WHAT TO PRODUCE — Output the line that contains "Read all visible content and emit it as JSON." and every line after it to the end of the entries, with nothing added or left out.

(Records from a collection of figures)

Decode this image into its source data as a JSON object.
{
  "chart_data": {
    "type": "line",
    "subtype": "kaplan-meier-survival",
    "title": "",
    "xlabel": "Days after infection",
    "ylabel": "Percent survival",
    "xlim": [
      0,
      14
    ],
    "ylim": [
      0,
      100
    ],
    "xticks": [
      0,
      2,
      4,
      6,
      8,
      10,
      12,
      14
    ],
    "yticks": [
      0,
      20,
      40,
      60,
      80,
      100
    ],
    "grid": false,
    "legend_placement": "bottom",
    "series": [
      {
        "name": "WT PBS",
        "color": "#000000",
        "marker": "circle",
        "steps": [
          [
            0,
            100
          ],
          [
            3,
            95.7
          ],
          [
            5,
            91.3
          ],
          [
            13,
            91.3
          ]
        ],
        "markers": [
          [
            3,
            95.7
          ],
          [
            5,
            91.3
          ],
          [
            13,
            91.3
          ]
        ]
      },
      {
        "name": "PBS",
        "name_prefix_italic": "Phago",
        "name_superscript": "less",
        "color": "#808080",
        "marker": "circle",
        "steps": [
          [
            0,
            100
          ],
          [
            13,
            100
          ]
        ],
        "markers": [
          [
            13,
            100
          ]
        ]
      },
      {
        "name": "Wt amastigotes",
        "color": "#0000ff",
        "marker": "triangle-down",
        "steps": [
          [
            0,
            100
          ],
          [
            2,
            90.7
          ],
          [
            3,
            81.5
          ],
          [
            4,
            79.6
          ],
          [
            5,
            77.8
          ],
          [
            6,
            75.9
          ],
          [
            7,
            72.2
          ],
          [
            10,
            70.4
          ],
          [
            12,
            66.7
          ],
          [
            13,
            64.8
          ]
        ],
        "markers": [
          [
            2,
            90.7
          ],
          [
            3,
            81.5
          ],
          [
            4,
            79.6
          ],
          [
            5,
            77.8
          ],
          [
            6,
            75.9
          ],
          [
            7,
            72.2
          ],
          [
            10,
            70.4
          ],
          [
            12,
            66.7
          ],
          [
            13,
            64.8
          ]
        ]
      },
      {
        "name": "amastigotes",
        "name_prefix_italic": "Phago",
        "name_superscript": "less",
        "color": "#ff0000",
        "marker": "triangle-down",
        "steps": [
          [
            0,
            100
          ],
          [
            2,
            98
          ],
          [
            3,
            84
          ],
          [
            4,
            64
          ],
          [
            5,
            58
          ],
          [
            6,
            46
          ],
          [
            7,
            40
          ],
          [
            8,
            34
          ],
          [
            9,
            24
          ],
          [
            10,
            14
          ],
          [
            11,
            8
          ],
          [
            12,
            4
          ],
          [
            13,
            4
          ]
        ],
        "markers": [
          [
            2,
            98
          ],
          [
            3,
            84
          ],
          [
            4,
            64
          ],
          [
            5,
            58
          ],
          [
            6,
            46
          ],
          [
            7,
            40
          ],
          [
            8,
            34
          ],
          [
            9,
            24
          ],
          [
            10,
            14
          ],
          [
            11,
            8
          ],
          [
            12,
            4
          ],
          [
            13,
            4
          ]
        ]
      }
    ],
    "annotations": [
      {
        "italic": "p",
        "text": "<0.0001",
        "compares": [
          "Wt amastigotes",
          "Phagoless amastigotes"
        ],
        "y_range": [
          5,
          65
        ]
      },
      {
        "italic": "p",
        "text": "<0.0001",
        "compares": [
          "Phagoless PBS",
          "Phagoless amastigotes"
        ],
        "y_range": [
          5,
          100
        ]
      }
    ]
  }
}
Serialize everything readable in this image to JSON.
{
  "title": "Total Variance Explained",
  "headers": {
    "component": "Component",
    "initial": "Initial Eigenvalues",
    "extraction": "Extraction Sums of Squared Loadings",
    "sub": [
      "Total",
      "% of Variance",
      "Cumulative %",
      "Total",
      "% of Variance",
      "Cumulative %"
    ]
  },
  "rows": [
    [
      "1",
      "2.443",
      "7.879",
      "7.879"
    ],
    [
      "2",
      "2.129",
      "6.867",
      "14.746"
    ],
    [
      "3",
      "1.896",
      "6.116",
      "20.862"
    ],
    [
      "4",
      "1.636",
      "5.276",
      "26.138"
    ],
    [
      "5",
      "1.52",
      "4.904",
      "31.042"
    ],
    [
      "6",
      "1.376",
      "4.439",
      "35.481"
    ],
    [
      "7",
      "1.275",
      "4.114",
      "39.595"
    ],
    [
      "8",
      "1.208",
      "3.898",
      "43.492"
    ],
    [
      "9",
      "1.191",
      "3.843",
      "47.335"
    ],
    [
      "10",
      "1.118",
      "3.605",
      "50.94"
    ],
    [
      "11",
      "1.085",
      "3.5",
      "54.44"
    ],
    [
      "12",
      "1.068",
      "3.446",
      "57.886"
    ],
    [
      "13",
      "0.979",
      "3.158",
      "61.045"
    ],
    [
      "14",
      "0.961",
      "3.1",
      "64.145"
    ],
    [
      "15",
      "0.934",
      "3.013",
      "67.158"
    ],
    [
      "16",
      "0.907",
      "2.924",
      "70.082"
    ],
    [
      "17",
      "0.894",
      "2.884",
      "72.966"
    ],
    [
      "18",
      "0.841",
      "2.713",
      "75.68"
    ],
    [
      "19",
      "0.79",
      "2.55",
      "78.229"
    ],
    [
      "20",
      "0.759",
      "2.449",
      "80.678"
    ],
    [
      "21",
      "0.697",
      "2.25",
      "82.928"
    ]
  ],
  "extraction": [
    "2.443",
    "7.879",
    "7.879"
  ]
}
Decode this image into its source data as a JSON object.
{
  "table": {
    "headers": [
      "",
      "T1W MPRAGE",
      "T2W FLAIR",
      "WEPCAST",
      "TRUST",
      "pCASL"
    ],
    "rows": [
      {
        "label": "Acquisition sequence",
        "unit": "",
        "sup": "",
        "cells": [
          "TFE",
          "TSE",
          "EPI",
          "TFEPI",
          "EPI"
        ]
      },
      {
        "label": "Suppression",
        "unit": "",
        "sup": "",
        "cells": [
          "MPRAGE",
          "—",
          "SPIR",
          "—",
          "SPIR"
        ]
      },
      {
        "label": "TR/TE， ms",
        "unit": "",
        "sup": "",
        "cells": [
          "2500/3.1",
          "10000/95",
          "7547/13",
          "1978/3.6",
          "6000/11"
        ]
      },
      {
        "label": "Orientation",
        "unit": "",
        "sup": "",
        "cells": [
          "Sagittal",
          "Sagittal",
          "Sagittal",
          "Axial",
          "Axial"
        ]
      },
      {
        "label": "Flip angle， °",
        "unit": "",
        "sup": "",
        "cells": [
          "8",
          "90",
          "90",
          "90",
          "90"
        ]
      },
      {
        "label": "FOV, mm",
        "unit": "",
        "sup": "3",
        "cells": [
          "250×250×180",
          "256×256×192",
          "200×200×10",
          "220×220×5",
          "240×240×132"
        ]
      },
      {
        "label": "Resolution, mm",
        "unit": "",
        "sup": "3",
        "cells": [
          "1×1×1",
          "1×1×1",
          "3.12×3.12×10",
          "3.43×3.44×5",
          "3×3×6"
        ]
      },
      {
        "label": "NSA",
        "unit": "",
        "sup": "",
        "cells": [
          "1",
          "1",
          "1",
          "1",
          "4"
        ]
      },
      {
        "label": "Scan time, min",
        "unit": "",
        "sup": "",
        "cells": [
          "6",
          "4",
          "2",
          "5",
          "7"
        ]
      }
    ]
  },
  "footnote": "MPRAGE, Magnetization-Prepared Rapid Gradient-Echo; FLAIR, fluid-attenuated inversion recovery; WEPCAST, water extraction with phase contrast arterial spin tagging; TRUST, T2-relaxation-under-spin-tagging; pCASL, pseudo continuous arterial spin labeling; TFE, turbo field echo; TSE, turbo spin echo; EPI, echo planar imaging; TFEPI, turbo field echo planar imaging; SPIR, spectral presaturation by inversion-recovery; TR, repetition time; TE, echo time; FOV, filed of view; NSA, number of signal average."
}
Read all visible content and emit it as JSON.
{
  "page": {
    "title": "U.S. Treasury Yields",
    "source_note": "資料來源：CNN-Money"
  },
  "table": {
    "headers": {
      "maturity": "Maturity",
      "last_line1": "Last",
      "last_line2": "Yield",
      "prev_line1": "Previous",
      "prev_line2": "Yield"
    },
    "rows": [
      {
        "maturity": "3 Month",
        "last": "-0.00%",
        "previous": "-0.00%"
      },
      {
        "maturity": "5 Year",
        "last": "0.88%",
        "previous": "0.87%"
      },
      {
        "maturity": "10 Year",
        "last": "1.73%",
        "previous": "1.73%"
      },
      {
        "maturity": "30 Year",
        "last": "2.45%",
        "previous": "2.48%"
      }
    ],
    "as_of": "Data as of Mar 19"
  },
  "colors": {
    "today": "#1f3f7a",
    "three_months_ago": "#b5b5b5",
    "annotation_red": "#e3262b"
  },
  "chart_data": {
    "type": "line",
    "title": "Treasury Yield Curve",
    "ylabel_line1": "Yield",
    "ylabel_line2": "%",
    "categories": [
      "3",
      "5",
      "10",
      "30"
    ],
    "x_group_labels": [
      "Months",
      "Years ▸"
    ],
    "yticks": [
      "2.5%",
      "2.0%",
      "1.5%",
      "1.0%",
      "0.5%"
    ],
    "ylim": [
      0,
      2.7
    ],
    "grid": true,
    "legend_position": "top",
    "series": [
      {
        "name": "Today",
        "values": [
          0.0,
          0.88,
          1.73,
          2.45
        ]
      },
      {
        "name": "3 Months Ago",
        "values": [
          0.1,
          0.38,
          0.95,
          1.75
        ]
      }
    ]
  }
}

TASK SOLUTION —
Read all visible content and emit it as JSON.
{
  "page": {
    "title": "U.S. Treasury Yields",
    "source_note": "資料來源：CNN-Money"
  },
  "table": {
    "headers": {
      "maturity": "Maturity",
      "last_line1": "Last",
      "last_line2": "Yield",
      "prev_line1": "Previous",
      "prev_line2": "Yield"
    },
    "rows": [
      {
        "maturity": "3 Month",
        "last": "-0.00%",
        "previous": "-0.00%"
      },
      {
        "maturity": "5 Year",
        "last": "0.88%",
        "previous": "0.87%"
      },
      {
        "maturity": "10 Year",
        "last": "1.73%",
        "previous": "1.73%"
      },
      {
        "maturity": "30 Year",
        "last": "2.45%",
        "previous": "2.48%"
      }
    ],
    "as_of": "Data as of Mar 19"
  },
  "colors": {
    "today": "#1f3f7a",
    "three_months_ago": "#b5b5b5",
    "annotation_red": "#e3262b"
  },
  "chart_data": {
    "type": "line",
    "title": "Treasury Yield Curve",
    "ylabel_line1": "Yield",
    "ylabel_line2": "%",
    "categories": [
      "3",
      "5",
      "10",
      "30"
    ],
    "x_group_labels": [
      "Months",
      "Years ▸"
    ],
    "yticks": [
      "2.5%",
      "2.0%",
      "1.5%",
      "1.0%",
      "0.5%"
    ],
    "ylim": [
      0,
      2.7
    ],
    "grid": true,
    "legend_position": "top",
    "series": [
      {
        "name": "Today",
        "values": [
          0.0,
          0.88,
          1.73,
          2.45
        ]
      },
      {
        "name": "3 Months Ago",
        "values": [
          0.1,
          0.38,
          0.95,
          1.75
        ]
      }
    ]
  }
}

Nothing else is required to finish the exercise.